TEXTABSCHNITT:
Junge Frauen gehen in die Prostitution

Klar ist, dass in Deutschland niemand in den ersten drei Monaten seines Aufenthalts Anspruch auf Sozialleistungen hat. Diese Ansprüche müssen vielmehr erarbeitet werden. Das ist für die osteuropäischen EU-Bürger, deren Länder 2004 oder später beigetreten sind, besonders schwierig, da sie in Deutschland nur als Selbstständige arbeiten dürfen.

Eine abhängige Beschäftigung können sie laut Aufenthaltsgesetz nur als Saisonarbeiter aufnehmen, oder wenn sie bereits fünf Jahre und länger in Deutschland leben. Ist das nicht der Fall, muss der interessierte künftige Arbeitgeber nachweisen, dass es auf dem Arbeitsmarkt keinen vergleichbar qualifizierten deutschen Bewerber gibt. Diese sogenannte Vorrangprüfung wird von den Arbeitsagenturen meist nur für wenige meist akademische Berufe positiv beschieden.

Alle anderen dürfen in Deutschland nicht angestellt werden. Das betrifft oft junge Frauen. Aus ihrer Beratungspraxis weiß Susan Weichenthal, welche Folgen das haben kann: "Einige junge Frauen aus Osteuropa gehen hier in die Prostitution, weil sie keine andere Möglichkeit sehen. Viele haben eine Berufsausbildung, aber bekommen keine Arbeitserlaubnis."

Arbeitnehmerfreizügigkeit in der EU

Ab Mai 2011 gilt auch für Bürger aus Polen, Tschechien und sechs weiteren östlichen EU-Ländern die uneingeschränkte Arbeitnehmerfreizügigkeit. Damit wird sich ihre arbeitsrechtliche Situation verbessern. Trotzdem rechne sie nicht damit, dass viele kommen, sagt Maria Wojtas vom Migrationsdienst der Caritas. "Viele sind in den letzten Jahren nach Großbritannien gegangen." Denn dort wird bereits seit 2004 die volle Arbeitnehmerfreizügigkeit für die neuen EU-Bürger gewährt.

SCHRIFTLICHE AUFGABE 1:
Beantworte diese Fragen zum Textabschnitt:
(a) In welchem Zeitraum seines Aufenthalts hat in Deutschland niemand Anspruch auf Sozialleistungen?
(b) Ab wann gilt für Bürger aus Polen, Tschechien und sechs weiteren östlichen EU-Ländern die uneingeschränkte Arbeitnehmerfreizügigkeit?
(c) Seit wann gewährt Großbritannien den neuen EU-Bürgern die volle Arbeitnehmerfreizügigkeit?
SCHRIFTLICHE AUFGABE 2: Fasse den Textabschnitt in zwei Sätzen zusammen.
Die Datensätze sind eigenständiges Material und gehören nicht zum Textabschnitt.

LISTE DER DATENSÄTZE:
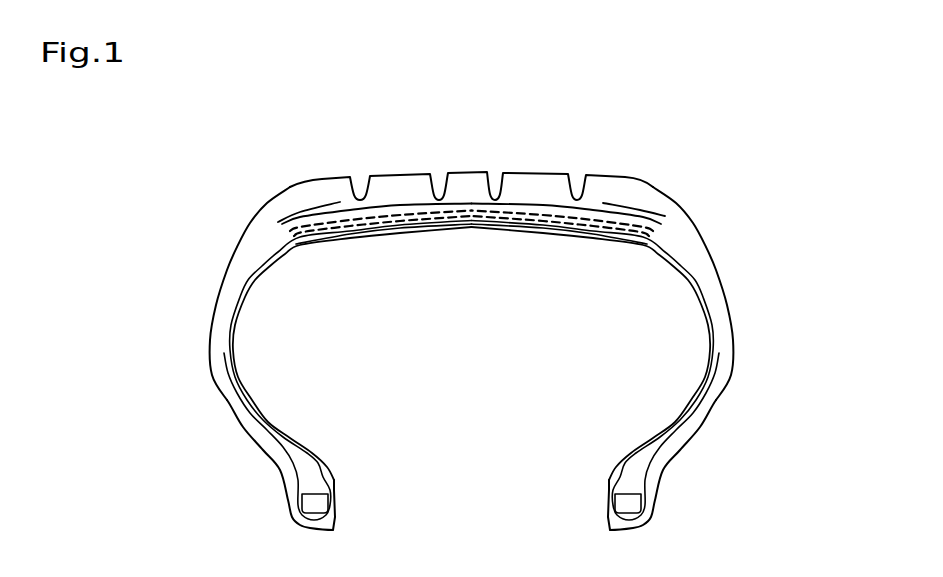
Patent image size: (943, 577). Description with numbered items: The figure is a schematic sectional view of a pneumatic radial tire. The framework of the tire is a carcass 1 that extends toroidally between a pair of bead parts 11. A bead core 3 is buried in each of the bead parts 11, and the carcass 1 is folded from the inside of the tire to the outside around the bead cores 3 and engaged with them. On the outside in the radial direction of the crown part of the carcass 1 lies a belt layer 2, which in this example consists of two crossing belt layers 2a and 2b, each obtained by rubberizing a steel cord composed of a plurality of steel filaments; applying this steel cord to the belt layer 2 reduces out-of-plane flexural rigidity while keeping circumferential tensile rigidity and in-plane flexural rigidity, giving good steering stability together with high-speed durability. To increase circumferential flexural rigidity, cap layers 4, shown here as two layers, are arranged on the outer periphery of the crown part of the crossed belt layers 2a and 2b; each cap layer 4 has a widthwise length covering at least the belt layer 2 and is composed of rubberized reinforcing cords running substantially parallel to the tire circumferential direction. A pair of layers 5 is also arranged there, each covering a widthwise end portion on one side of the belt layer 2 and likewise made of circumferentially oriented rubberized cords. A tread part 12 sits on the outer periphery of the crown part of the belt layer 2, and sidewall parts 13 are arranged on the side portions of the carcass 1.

The carcass 1 is at (705, 291).
The belt layer 2 is at (471, 152).
The crossing belt layer 2a is at (393, 213).
The crossing belt layer 2b is at (382, 215).
The bead core 3 is at (635, 498).
The cap layer 4 is at (531, 210).
The layer 5 is at (645, 213).
The bead part 11 is at (665, 468).
The tread part 12 is at (467, 174).
The sidewall part 13 is at (728, 302).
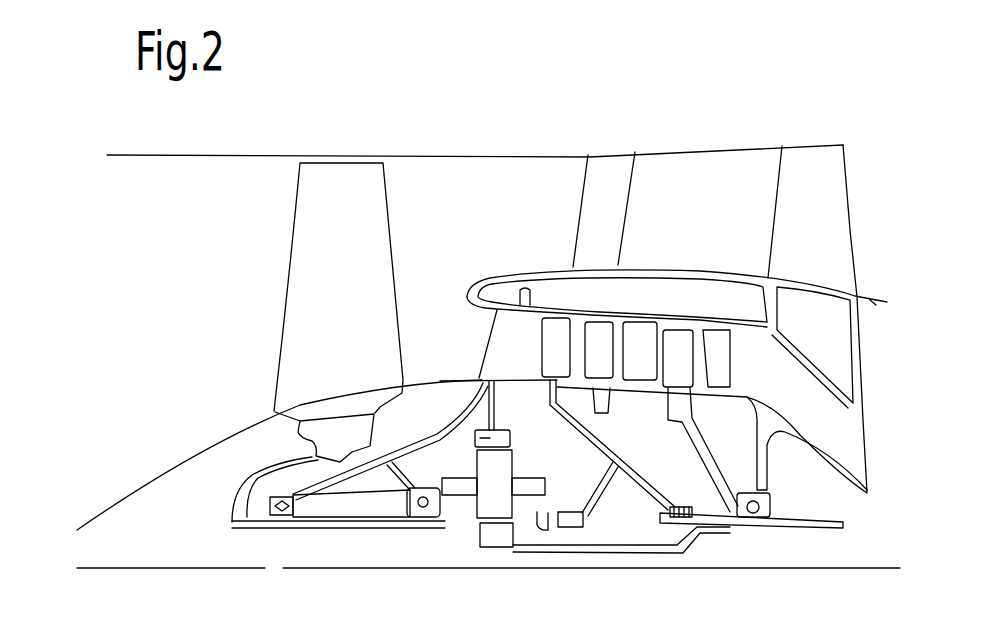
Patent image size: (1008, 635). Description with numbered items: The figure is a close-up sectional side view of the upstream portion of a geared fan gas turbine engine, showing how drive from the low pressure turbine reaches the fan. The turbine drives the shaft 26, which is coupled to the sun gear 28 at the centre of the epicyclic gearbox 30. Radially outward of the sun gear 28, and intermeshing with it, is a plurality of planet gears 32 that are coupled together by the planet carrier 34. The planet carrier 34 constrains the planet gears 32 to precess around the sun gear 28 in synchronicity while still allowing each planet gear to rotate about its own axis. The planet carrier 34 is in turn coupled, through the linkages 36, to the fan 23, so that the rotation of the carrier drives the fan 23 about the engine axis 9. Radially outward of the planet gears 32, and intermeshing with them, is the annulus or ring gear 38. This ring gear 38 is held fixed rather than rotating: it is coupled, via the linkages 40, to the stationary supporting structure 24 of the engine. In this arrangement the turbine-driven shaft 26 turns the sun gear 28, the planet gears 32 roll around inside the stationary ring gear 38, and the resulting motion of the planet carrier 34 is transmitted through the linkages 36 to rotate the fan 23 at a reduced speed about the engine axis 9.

The engine axis 9 is at (242, 570).
The fan 23 is at (305, 327).
The stationary supporting structure 24 is at (503, 342).
The shaft 26 is at (745, 530).
The sun gear 28 is at (493, 548).
The epicyclic gearbox 30 is at (470, 513).
The planet gears 32 is at (485, 505).
The planet carrier 34 is at (540, 522).
The linkages 36 is at (440, 521).
The ring gear 38 is at (474, 443).
The linkages 40 is at (498, 402).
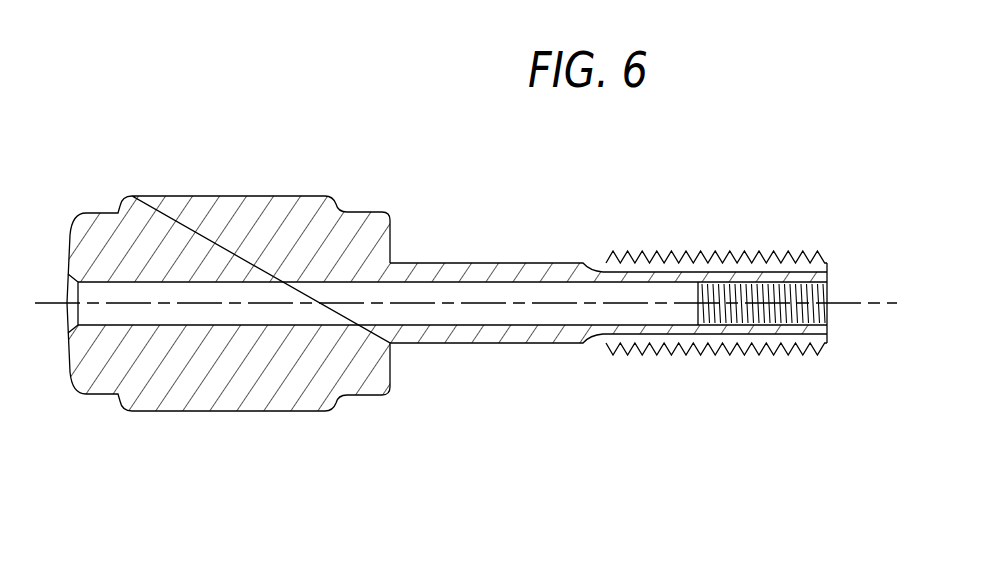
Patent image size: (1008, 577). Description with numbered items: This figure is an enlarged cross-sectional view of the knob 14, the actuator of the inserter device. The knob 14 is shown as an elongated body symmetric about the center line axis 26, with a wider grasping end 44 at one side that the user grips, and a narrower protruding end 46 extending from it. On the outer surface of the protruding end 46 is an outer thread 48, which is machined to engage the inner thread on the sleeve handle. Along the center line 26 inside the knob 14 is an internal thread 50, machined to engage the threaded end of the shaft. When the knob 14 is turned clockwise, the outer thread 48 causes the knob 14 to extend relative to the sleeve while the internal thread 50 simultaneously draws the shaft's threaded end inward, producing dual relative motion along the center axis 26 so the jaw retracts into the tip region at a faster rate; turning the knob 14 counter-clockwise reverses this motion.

The knob 14 is at (466, 302).
The center line axis 26 is at (868, 303).
The grasping end 44 is at (208, 197).
The protruding end 46 is at (465, 262).
The outer thread 48 is at (688, 260).
The internal thread 50 is at (828, 295).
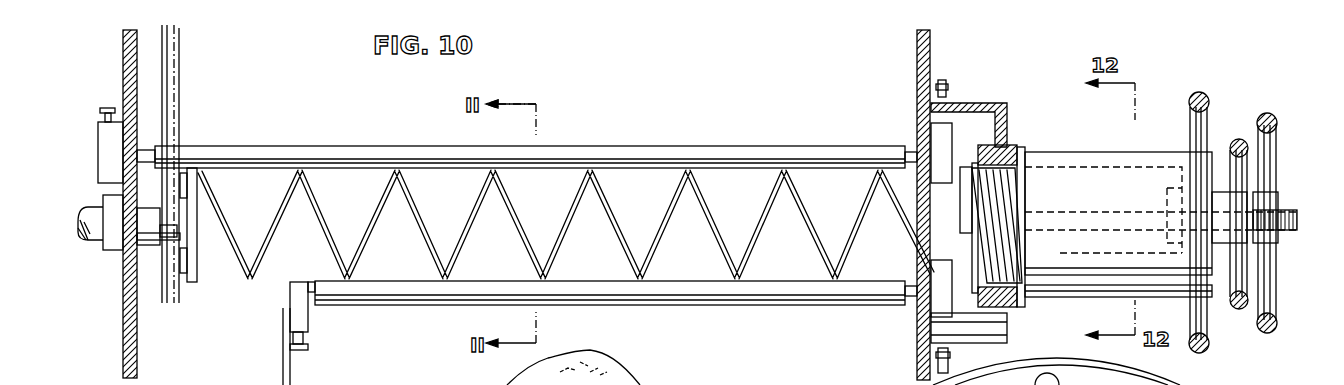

ERWARTETE LÖSUNG 1:
(a) In den ersten drei Monaten seines Aufenthalts.
(b) Ab Mai 2011.
(c) Seit 2004.

ERWARTETE LÖSUNG 2: Osteuropäische EU-Bürger aus Ländern, die 2004 oder später beigetreten sind, dürfen in Deutschland nur als Selbstständige arbeiten, außer als Saisonarbeiter, nach fünf Jahren Aufenthalt oder nach einer positiven Vorrangprüfung, und laut Susan Weichenthal gehen einige junge Frauen aus Osteuropa deshalb in die Prostitution, weil sie keine andere Möglichkeit sehen. Ab Mai 2011 gilt für Bürger aus Polen, Tschechien und sechs weiteren östlichen EU-Ländern die uneingeschränkte Arbeitnehmerfreizügigkeit, doch Maria Wojtas vom Migrationsdienst der Caritas rechnet nicht damit, dass viele kommen, da viele in den letzten Jahren nach Großbritannien gegangen sind.